--- start ---
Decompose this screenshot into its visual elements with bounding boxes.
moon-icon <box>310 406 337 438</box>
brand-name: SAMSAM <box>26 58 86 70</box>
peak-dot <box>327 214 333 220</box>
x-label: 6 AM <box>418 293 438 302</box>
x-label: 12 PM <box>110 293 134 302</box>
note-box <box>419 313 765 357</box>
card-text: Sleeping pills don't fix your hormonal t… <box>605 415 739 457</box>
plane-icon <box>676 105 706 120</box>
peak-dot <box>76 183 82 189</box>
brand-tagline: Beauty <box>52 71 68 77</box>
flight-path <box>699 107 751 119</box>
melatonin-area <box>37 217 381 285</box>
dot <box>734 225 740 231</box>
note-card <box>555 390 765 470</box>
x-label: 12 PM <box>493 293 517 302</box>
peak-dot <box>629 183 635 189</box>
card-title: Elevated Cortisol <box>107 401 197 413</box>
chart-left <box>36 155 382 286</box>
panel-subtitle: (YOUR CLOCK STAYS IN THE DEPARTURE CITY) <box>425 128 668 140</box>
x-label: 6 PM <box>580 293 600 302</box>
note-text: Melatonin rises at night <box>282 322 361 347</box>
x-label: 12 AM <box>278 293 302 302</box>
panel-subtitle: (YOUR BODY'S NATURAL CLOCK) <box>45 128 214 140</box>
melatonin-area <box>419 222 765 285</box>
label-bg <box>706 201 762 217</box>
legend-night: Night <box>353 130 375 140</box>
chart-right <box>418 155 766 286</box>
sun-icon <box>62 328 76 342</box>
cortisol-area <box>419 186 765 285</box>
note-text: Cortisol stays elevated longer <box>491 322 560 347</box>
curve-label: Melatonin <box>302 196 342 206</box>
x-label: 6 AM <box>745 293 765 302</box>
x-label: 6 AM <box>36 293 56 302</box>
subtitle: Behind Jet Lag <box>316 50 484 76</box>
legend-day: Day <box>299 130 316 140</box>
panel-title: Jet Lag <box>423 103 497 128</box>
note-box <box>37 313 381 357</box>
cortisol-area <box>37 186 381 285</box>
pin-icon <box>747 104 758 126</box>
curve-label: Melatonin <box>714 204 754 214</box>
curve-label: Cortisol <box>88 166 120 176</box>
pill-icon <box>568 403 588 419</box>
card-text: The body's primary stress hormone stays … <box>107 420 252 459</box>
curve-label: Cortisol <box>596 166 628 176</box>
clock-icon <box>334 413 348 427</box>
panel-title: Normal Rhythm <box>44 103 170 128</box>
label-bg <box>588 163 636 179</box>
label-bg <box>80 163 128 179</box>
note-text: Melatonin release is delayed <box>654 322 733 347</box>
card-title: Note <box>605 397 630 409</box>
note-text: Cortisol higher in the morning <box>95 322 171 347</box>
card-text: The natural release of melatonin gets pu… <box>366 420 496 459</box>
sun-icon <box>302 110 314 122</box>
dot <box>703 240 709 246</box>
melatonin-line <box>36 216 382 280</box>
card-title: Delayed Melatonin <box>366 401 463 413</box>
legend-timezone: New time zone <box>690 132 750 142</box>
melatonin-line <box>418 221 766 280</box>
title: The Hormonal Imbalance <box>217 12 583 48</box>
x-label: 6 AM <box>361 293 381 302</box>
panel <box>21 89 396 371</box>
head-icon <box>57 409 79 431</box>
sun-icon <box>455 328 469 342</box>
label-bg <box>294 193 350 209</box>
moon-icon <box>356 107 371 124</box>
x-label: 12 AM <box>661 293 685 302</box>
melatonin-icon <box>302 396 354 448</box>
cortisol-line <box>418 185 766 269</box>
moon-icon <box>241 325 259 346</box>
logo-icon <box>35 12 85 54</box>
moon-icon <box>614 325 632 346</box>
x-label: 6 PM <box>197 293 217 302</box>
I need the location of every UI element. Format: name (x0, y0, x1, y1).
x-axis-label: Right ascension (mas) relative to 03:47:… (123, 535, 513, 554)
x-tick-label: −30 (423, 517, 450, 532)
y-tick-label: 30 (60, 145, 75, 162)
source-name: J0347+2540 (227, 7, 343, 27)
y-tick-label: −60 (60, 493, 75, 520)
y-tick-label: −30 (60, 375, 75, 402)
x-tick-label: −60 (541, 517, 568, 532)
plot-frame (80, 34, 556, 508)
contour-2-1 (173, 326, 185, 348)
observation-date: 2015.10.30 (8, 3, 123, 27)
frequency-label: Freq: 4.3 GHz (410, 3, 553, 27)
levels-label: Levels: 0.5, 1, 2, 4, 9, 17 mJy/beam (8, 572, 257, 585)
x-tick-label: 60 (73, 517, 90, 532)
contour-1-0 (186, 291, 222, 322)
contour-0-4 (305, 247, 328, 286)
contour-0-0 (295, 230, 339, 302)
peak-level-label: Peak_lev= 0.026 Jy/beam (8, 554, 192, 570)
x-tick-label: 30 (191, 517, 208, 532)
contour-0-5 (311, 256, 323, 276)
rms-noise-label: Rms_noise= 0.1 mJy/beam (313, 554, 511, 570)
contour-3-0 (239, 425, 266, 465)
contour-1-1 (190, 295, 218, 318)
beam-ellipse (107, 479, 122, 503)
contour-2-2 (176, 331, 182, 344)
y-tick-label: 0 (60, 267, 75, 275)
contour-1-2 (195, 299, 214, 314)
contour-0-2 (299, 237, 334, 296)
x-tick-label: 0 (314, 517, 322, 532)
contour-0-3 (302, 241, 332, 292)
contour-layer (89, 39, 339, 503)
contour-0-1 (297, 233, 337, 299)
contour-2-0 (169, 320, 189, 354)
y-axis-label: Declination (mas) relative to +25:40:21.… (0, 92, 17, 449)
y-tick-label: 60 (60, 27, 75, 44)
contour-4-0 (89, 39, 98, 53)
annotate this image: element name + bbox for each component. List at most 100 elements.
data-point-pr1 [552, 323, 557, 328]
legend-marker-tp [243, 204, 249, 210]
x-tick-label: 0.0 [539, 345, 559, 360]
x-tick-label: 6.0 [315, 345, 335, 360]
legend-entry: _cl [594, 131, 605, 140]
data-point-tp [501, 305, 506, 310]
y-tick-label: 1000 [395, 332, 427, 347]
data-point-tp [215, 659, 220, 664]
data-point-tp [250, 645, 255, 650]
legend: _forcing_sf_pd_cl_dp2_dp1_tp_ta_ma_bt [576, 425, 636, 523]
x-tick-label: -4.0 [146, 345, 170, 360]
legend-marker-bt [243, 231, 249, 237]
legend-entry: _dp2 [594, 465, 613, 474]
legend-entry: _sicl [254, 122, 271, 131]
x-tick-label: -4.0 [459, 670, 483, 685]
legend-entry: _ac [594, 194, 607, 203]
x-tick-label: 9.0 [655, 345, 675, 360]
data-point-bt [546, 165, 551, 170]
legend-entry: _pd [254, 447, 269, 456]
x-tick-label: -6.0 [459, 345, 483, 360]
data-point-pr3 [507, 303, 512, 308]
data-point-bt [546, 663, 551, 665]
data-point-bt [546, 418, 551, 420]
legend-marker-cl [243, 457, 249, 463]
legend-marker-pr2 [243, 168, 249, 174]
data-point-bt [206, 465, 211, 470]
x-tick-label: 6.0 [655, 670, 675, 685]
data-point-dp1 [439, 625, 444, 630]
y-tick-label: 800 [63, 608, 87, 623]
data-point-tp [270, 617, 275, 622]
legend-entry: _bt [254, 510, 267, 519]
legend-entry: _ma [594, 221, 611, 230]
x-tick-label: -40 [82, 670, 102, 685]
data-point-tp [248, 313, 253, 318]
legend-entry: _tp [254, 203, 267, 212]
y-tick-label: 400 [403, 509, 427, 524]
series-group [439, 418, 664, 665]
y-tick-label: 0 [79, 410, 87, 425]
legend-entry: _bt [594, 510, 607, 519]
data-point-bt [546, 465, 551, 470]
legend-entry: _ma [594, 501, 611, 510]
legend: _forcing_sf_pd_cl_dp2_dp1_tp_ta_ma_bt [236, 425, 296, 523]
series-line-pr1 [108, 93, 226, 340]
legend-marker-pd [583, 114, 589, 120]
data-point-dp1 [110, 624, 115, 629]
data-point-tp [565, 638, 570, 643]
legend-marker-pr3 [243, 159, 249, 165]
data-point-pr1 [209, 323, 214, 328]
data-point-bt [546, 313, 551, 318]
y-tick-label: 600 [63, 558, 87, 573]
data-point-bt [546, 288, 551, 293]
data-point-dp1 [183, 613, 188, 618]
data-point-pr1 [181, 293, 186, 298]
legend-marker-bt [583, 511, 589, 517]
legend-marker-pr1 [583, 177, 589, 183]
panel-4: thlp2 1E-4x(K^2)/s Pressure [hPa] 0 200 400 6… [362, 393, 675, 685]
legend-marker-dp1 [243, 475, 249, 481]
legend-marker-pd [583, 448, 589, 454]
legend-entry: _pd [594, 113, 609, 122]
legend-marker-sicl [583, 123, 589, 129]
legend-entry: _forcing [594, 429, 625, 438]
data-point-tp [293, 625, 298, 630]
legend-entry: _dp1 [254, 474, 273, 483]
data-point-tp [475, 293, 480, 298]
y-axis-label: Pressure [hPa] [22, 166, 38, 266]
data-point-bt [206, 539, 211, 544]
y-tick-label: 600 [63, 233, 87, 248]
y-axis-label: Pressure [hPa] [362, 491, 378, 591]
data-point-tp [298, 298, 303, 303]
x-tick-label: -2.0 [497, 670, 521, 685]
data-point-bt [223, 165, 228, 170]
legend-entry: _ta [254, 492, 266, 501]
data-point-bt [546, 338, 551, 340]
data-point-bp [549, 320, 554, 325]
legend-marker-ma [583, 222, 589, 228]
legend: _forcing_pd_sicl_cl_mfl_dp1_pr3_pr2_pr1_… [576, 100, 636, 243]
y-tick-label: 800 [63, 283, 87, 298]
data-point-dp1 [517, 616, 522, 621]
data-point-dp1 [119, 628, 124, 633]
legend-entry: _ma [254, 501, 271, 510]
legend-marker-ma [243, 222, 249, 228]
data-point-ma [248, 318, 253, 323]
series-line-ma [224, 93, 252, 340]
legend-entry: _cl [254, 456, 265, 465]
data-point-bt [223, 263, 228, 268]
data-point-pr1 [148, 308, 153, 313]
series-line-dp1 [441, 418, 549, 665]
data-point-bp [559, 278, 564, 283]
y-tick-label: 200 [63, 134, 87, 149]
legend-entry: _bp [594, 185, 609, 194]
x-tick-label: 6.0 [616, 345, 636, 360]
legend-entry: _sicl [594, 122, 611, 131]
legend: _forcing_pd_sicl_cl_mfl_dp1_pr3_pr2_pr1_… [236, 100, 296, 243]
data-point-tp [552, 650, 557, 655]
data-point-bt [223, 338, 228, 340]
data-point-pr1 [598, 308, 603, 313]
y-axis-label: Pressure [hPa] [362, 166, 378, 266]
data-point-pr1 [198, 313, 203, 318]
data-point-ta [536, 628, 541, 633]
--- end ---
Exercise details: Write out, without alteration, the stretch of the material from its beginning through the line that contains "peak-dot <box>629 183 635 189</box>", including that line.

The response:
Decompose this screenshot into its visual elements with bounding boxes.
moon-icon <box>310 406 337 438</box>
brand-name: SAMSAM <box>26 58 86 70</box>
peak-dot <box>327 214 333 220</box>
x-label: 6 AM <box>418 293 438 302</box>
x-label: 12 PM <box>110 293 134 302</box>
note-box <box>419 313 765 357</box>
card-text: Sleeping pills don't fix your hormonal t… <box>605 415 739 457</box>
plane-icon <box>676 105 706 120</box>
peak-dot <box>76 183 82 189</box>
brand-tagline: Beauty <box>52 71 68 77</box>
flight-path <box>699 107 751 119</box>
melatonin-area <box>37 217 381 285</box>
dot <box>734 225 740 231</box>
note-card <box>555 390 765 470</box>
x-label: 12 PM <box>493 293 517 302</box>
peak-dot <box>629 183 635 189</box>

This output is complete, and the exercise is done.